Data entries
========================================================================

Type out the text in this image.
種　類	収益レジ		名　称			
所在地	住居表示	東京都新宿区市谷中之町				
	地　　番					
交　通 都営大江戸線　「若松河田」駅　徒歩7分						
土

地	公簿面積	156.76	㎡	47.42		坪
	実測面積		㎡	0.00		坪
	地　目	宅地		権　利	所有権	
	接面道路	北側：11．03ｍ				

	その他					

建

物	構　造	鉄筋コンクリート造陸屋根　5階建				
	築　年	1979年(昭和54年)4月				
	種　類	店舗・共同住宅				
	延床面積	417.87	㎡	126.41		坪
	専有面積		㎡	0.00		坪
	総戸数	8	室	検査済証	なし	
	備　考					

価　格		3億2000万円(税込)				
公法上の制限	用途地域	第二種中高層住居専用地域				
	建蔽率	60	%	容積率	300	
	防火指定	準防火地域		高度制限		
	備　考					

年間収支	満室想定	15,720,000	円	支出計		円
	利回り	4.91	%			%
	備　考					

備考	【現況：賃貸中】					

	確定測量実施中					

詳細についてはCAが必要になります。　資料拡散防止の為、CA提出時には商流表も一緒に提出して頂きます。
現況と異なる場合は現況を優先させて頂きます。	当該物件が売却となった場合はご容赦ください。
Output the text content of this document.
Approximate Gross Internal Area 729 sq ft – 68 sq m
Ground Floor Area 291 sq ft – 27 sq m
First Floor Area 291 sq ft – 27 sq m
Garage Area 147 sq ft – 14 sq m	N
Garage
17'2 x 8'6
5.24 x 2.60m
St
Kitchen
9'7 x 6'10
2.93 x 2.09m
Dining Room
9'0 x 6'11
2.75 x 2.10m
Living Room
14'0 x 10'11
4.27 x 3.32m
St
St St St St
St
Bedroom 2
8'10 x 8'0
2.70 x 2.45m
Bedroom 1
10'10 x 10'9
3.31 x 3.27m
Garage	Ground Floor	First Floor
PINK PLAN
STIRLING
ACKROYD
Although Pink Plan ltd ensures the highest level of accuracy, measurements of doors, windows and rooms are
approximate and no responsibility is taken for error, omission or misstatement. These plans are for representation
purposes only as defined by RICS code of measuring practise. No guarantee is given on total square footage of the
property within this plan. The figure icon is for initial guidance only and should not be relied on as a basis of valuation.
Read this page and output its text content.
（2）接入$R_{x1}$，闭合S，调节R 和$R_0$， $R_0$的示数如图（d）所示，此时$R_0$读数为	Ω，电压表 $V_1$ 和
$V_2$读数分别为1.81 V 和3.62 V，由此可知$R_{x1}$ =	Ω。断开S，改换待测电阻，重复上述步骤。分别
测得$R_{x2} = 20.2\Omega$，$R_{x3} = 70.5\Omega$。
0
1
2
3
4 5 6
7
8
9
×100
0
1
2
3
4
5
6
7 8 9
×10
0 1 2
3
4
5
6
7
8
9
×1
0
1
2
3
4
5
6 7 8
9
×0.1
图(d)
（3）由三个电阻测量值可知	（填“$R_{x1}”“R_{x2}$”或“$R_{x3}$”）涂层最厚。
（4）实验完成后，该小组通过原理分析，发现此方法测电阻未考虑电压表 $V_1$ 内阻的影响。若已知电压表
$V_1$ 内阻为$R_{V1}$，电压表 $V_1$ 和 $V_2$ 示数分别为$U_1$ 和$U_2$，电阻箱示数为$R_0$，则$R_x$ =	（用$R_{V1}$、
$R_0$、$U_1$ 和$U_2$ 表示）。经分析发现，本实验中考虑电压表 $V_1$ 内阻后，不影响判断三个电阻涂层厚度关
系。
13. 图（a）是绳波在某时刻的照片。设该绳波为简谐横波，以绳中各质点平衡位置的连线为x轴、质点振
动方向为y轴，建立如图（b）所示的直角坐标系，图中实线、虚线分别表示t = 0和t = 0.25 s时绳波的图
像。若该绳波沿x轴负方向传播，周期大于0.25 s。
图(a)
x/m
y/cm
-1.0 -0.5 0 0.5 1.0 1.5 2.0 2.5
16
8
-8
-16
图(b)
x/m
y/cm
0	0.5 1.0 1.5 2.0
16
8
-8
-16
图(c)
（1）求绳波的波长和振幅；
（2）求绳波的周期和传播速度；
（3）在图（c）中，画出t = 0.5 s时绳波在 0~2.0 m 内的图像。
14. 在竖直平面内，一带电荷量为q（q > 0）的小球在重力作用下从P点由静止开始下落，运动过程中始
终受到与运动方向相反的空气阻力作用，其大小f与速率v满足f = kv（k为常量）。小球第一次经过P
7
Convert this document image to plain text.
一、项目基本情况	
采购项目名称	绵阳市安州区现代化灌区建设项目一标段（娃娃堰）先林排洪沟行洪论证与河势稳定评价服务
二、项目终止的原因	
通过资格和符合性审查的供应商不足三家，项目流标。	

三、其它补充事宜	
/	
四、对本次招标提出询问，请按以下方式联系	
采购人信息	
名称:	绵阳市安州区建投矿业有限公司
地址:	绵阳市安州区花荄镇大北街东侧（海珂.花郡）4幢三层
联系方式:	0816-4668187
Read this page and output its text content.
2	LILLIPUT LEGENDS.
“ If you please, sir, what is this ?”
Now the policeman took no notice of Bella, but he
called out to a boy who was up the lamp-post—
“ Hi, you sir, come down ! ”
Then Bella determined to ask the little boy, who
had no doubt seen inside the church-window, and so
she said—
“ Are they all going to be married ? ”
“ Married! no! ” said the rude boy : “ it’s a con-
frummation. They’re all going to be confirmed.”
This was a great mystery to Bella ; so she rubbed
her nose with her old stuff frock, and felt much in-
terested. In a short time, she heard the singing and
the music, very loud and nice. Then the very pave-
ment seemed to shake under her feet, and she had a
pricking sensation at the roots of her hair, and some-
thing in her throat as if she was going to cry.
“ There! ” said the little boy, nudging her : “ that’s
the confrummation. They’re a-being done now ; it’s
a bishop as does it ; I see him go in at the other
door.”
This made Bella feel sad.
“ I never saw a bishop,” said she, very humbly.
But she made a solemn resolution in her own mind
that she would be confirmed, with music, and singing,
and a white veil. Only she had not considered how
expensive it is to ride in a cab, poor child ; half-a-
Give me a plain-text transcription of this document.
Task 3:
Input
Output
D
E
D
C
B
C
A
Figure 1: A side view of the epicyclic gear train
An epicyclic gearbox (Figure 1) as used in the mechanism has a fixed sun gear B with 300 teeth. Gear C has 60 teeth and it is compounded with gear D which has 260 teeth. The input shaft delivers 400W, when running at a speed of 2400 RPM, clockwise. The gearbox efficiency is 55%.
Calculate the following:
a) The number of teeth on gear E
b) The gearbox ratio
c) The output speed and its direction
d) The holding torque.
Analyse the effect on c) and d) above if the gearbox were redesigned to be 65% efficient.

========================================================================

▶ [Given problem]
What is the number of lines in the listing that include the word "Then"? Give that number and nothing else.

▶ [Answer for the task]
2